▼

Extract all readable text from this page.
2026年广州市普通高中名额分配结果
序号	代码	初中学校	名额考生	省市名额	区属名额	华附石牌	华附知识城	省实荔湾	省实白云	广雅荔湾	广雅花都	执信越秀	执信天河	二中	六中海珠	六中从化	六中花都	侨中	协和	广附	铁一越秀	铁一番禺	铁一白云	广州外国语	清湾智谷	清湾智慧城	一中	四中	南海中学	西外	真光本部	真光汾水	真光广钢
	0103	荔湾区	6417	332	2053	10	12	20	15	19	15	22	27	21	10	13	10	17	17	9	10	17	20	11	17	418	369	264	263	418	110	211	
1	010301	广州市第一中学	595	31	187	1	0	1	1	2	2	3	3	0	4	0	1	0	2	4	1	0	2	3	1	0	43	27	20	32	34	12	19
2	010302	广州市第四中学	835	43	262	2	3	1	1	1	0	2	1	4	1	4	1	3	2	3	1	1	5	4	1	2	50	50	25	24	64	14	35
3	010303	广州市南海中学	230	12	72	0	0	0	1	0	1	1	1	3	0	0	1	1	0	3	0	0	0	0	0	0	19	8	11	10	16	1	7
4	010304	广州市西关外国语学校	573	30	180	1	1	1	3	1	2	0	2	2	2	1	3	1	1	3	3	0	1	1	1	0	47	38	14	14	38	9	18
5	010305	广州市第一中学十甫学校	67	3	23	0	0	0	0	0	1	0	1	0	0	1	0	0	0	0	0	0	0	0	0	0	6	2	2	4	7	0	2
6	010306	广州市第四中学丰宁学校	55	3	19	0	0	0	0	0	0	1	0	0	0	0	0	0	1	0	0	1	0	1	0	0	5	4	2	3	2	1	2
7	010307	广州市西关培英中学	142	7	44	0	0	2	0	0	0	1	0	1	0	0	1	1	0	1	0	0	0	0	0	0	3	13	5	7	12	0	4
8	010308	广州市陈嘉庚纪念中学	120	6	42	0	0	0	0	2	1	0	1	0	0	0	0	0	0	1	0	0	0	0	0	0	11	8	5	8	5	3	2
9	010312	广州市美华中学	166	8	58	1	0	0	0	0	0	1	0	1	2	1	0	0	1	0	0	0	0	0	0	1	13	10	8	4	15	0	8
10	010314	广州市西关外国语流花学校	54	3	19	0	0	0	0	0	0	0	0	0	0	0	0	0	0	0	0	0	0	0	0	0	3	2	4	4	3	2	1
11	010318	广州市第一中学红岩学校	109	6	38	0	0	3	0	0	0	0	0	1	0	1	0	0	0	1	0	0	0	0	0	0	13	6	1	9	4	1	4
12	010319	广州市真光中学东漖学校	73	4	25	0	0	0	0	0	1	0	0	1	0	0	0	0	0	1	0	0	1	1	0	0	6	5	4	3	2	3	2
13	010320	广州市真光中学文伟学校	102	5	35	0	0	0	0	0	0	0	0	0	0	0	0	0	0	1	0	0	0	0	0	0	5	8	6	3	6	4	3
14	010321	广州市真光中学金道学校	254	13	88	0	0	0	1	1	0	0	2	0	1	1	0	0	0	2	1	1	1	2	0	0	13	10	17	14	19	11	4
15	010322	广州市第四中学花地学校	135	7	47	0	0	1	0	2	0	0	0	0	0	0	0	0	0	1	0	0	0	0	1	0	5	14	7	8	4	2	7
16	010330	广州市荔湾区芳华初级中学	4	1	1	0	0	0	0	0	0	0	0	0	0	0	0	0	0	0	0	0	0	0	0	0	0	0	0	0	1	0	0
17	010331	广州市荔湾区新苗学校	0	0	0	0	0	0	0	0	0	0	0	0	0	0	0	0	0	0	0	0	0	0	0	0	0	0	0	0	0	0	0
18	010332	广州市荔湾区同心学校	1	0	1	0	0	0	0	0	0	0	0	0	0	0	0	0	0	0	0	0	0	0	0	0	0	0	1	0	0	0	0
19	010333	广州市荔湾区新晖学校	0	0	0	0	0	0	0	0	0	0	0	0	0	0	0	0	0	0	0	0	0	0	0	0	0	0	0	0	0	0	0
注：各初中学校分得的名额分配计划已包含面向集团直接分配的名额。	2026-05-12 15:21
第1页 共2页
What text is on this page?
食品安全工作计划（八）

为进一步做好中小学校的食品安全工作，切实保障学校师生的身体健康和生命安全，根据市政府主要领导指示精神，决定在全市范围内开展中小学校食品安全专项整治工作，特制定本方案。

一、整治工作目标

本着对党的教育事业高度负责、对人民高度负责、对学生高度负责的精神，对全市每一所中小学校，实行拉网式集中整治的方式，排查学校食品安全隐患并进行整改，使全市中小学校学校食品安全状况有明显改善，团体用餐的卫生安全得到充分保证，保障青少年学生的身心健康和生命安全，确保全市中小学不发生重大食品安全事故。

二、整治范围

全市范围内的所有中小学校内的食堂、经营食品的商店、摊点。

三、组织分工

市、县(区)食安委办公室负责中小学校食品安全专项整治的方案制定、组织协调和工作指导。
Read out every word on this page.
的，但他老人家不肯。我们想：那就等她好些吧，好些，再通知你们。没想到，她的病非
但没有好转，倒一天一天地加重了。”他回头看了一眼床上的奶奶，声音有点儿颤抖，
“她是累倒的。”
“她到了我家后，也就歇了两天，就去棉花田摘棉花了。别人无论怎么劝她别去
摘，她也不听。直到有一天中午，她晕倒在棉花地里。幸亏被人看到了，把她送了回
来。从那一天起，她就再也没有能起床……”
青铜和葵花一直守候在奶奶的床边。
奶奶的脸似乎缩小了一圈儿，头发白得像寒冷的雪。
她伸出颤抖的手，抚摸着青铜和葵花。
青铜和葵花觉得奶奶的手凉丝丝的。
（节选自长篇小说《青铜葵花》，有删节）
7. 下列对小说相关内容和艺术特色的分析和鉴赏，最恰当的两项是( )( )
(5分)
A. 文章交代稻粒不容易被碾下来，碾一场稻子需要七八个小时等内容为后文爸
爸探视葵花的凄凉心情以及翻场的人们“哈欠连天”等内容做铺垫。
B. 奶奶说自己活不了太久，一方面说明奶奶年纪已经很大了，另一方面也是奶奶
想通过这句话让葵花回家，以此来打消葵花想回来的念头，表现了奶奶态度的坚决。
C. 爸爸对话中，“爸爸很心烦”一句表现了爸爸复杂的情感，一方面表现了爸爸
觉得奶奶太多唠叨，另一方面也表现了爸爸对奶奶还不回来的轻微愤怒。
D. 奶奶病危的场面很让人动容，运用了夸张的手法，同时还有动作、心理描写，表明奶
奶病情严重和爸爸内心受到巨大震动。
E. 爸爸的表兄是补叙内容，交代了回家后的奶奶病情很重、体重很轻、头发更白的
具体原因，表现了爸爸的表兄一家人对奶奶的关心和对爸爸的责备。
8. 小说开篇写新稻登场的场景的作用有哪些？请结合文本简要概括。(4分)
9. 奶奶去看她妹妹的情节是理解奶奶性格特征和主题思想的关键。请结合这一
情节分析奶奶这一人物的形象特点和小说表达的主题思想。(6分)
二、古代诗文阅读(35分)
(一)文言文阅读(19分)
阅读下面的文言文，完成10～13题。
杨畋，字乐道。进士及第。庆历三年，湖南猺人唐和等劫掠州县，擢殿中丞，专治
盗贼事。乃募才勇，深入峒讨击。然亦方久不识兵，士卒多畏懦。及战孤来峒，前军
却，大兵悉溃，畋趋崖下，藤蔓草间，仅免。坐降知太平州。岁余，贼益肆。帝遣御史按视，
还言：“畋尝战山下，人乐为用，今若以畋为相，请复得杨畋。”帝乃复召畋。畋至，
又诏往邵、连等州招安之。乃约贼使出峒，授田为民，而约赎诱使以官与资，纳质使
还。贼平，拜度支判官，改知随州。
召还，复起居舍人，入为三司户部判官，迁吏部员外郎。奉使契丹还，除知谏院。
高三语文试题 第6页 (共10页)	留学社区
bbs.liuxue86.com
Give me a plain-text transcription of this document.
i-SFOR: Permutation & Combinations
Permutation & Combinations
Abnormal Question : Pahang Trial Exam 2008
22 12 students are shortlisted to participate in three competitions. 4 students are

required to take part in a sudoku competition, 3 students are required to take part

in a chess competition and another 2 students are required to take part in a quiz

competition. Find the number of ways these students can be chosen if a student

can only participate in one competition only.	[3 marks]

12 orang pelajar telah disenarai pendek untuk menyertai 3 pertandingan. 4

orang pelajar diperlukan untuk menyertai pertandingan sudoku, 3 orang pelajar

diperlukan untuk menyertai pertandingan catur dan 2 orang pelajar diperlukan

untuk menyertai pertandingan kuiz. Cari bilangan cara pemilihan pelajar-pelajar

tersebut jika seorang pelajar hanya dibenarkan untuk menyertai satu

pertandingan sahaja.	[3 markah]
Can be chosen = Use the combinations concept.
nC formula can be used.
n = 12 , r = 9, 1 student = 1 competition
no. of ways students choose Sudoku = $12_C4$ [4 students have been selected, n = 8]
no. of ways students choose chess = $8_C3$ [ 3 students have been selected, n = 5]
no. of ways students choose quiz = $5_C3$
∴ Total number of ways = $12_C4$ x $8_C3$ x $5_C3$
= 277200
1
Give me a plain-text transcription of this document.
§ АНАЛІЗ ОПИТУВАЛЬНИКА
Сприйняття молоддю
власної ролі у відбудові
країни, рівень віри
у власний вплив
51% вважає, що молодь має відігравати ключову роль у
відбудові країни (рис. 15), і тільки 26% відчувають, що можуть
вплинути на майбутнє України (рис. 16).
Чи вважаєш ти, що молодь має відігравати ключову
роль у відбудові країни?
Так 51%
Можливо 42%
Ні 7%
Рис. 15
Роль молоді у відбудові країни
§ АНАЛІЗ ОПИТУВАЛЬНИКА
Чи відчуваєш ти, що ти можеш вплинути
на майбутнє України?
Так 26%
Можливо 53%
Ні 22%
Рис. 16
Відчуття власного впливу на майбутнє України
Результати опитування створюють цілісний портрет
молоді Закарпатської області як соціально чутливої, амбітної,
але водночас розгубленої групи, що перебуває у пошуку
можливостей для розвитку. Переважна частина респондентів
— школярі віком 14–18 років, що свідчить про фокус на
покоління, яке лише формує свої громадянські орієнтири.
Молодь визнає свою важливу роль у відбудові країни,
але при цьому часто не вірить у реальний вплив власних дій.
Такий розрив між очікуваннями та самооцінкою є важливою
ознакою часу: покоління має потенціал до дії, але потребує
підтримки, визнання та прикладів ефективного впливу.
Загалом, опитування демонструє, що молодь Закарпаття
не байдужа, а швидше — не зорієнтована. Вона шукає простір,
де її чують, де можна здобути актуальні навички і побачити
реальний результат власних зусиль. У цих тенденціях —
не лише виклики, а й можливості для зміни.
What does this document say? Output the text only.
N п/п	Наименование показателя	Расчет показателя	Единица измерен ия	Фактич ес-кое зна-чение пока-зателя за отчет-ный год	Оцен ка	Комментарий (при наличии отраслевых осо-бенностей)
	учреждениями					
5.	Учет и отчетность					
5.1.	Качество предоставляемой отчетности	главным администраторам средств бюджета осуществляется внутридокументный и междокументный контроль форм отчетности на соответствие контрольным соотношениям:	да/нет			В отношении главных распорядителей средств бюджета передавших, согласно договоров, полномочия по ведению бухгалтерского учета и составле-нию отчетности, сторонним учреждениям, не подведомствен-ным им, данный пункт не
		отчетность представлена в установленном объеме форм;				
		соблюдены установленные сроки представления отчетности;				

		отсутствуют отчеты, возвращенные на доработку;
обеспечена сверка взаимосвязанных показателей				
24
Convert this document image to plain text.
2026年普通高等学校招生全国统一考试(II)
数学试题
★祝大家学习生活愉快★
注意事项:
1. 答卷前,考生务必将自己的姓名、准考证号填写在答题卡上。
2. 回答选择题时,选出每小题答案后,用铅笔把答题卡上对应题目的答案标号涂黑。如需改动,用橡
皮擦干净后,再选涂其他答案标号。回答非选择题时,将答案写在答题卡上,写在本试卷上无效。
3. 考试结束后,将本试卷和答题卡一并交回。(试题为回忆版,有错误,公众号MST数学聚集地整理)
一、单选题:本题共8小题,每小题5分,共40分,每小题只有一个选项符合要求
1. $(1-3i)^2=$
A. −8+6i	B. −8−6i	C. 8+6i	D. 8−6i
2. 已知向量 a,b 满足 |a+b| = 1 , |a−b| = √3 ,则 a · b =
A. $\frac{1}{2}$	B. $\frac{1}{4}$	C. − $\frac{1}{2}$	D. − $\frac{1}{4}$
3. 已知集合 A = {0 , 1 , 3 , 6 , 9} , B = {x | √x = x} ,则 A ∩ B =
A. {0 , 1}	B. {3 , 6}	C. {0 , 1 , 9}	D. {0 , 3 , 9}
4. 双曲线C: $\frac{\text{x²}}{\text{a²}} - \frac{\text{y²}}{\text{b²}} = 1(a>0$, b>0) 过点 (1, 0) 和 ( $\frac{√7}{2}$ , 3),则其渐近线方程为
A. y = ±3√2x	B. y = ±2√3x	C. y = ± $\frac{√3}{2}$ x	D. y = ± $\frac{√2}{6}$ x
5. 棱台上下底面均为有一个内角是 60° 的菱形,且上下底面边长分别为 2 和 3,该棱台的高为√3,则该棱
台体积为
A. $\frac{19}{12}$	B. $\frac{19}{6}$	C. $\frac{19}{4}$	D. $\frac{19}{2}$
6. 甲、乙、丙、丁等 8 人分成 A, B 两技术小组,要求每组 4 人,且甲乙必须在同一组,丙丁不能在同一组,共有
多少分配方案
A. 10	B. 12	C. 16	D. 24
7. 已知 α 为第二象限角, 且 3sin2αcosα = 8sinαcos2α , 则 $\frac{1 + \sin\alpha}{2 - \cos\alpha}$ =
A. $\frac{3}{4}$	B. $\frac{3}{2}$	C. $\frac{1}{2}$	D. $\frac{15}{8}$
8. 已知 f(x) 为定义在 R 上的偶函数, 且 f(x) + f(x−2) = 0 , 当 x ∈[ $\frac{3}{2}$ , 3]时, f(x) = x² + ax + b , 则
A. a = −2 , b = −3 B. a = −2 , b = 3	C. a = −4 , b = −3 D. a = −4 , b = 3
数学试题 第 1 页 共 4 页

▲

→ **Aim**:
Print from the line containing "Convert this document image to plain text." to the last line above, exactly as written.

→ **Exercise solution**:
Convert this document image to plain text.
2026年普通高等学校招生全国统一考试(II)
数学试题
★祝大家学习生活愉快★
注意事项:
1. 答卷前,考生务必将自己的姓名、准考证号填写在答题卡上。
2. 回答选择题时,选出每小题答案后,用铅笔把答题卡上对应题目的答案标号涂黑。如需改动,用橡
皮擦干净后,再选涂其他答案标号。回答非选择题时,将答案写在答题卡上,写在本试卷上无效。
3. 考试结束后,将本试卷和答题卡一并交回。(试题为回忆版,有错误,公众号MST数学聚集地整理)
一、单选题:本题共8小题,每小题5分,共40分,每小题只有一个选项符合要求
1. $(1-3i)^2=$
A. −8+6i	B. −8−6i	C. 8+6i	D. 8−6i
2. 已知向量 a,b 满足 |a+b| = 1 , |a−b| = √3 ,则 a · b =
A. $\frac{1}{2}$	B. $\frac{1}{4}$	C. − $\frac{1}{2}$	D. − $\frac{1}{4}$
3. 已知集合 A = {0 , 1 , 3 , 6 , 9} , B = {x | √x = x} ,则 A ∩ B =
A. {0 , 1}	B. {3 , 6}	C. {0 , 1 , 9}	D. {0 , 3 , 9}
4. 双曲线C: $\frac{\text{x²}}{\text{a²}} - \frac{\text{y²}}{\text{b²}} = 1(a>0$, b>0) 过点 (1, 0) 和 ( $\frac{√7}{2}$ , 3),则其渐近线方程为
A. y = ±3√2x	B. y = ±2√3x	C. y = ± $\frac{√3}{2}$ x	D. y = ± $\frac{√2}{6}$ x
5. 棱台上下底面均为有一个内角是 60° 的菱形,且上下底面边长分别为 2 和 3,该棱台的高为√3,则该棱
台体积为
A. $\frac{19}{12}$	B. $\frac{19}{6}$	C. $\frac{19}{4}$	D. $\frac{19}{2}$
6. 甲、乙、丙、丁等 8 人分成 A, B 两技术小组,要求每组 4 人,且甲乙必须在同一组,丙丁不能在同一组,共有
多少分配方案
A. 10	B. 12	C. 16	D. 24
7. 已知 α 为第二象限角, 且 3sin2αcosα = 8sinαcos2α , 则 $\frac{1 + \sin\alpha}{2 - \cos\alpha}$ =
A. $\frac{3}{4}$	B. $\frac{3}{2}$	C. $\frac{1}{2}$	D. $\frac{15}{8}$
8. 已知 f(x) 为定义在 R 上的偶函数, 且 f(x) + f(x−2) = 0 , 当 x ∈[ $\frac{3}{2}$ , 3]时, f(x) = x² + ax + b , 则
A. a = −2 , b = −3 B. a = −2 , b = 3	C. a = −4 , b = −3 D. a = −4 , b = 3
数学试题 第 1 页 共 4 页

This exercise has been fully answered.